■ **Excerpted data**
··········
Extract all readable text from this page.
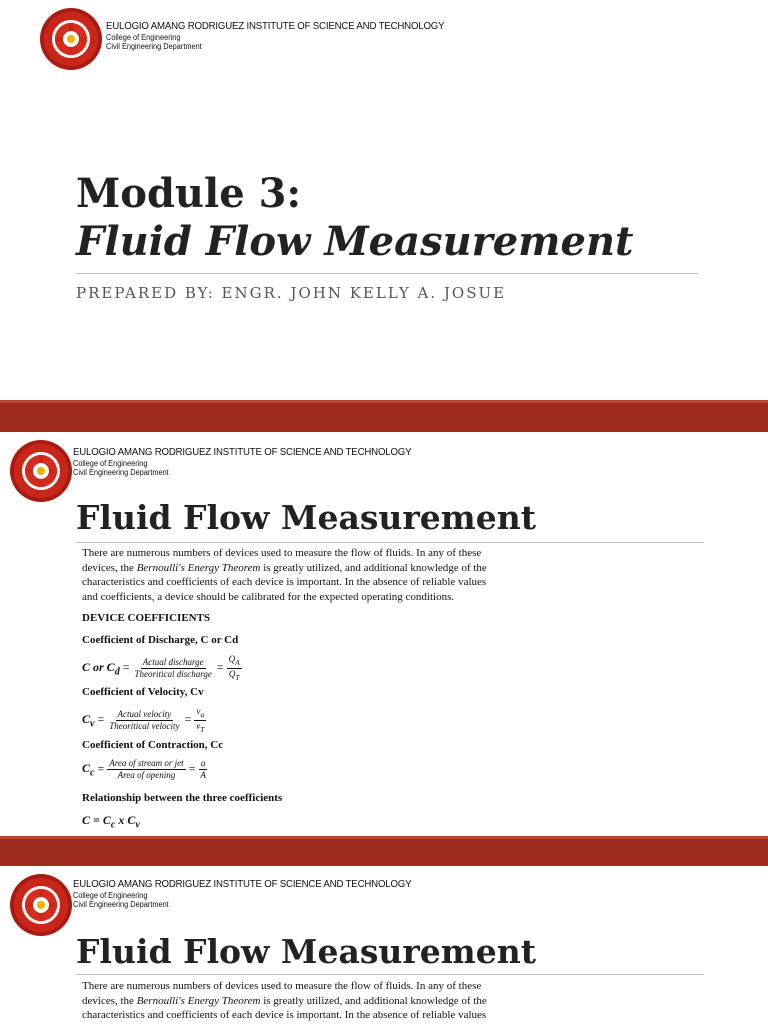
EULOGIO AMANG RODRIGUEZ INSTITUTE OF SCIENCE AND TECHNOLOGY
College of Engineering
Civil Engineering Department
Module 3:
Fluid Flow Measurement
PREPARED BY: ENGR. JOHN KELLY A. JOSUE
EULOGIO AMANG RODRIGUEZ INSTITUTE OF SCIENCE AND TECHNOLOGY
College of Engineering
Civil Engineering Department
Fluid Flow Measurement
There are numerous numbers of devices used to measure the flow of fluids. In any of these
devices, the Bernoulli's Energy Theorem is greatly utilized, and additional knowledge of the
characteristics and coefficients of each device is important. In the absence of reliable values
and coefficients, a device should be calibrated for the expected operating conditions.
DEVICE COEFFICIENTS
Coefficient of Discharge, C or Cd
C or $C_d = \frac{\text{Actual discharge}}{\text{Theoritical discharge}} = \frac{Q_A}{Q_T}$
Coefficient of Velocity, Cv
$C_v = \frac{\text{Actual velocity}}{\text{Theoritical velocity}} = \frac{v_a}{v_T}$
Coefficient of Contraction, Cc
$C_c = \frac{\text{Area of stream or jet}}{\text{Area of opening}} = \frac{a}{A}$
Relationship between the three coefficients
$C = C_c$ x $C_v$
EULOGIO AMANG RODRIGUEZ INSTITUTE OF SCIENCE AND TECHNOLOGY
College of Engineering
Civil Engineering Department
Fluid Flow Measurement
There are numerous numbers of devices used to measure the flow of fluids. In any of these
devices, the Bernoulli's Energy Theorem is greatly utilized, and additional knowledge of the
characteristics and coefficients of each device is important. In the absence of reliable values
··········
Using the data above, print every line exactly, omitting pictures.

■ **Response**
Extract all readable text from this page.
EULOGIO AMANG RODRIGUEZ INSTITUTE OF SCIENCE AND TECHNOLOGY
College of Engineering
Civil Engineering Department
Module 3:
Fluid Flow Measurement
PREPARED BY: ENGR. JOHN KELLY A. JOSUE
EULOGIO AMANG RODRIGUEZ INSTITUTE OF SCIENCE AND TECHNOLOGY
College of Engineering
Civil Engineering Department
Fluid Flow Measurement
There are numerous numbers of devices used to measure the flow of fluids. In any of these
devices, the Bernoulli's Energy Theorem is greatly utilized, and additional knowledge of the
characteristics and coefficients of each device is important. In the absence of reliable values
and coefficients, a device should be calibrated for the expected operating conditions.
DEVICE COEFFICIENTS
Coefficient of Discharge, C or Cd
C or $C_d = \frac{\text{Actual discharge}}{\text{Theoritical discharge}} = \frac{Q_A}{Q_T}$
Coefficient of Velocity, Cv
$C_v = \frac{\text{Actual velocity}}{\text{Theoritical velocity}} = \frac{v_a}{v_T}$
Coefficient of Contraction, Cc
$C_c = \frac{\text{Area of stream or jet}}{\text{Area of opening}} = \frac{a}{A}$
Relationship between the three coefficients
$C = C_c$ x $C_v$
EULOGIO AMANG RODRIGUEZ INSTITUTE OF SCIENCE AND TECHNOLOGY
College of Engineering
Civil Engineering Department
Fluid Flow Measurement
There are numerous numbers of devices used to measure the flow of fluids. In any of these
devices, the Bernoulli's Energy Theorem is greatly utilized, and additional knowledge of the
characteristics and coefficients of each device is important. In the absence of reliable values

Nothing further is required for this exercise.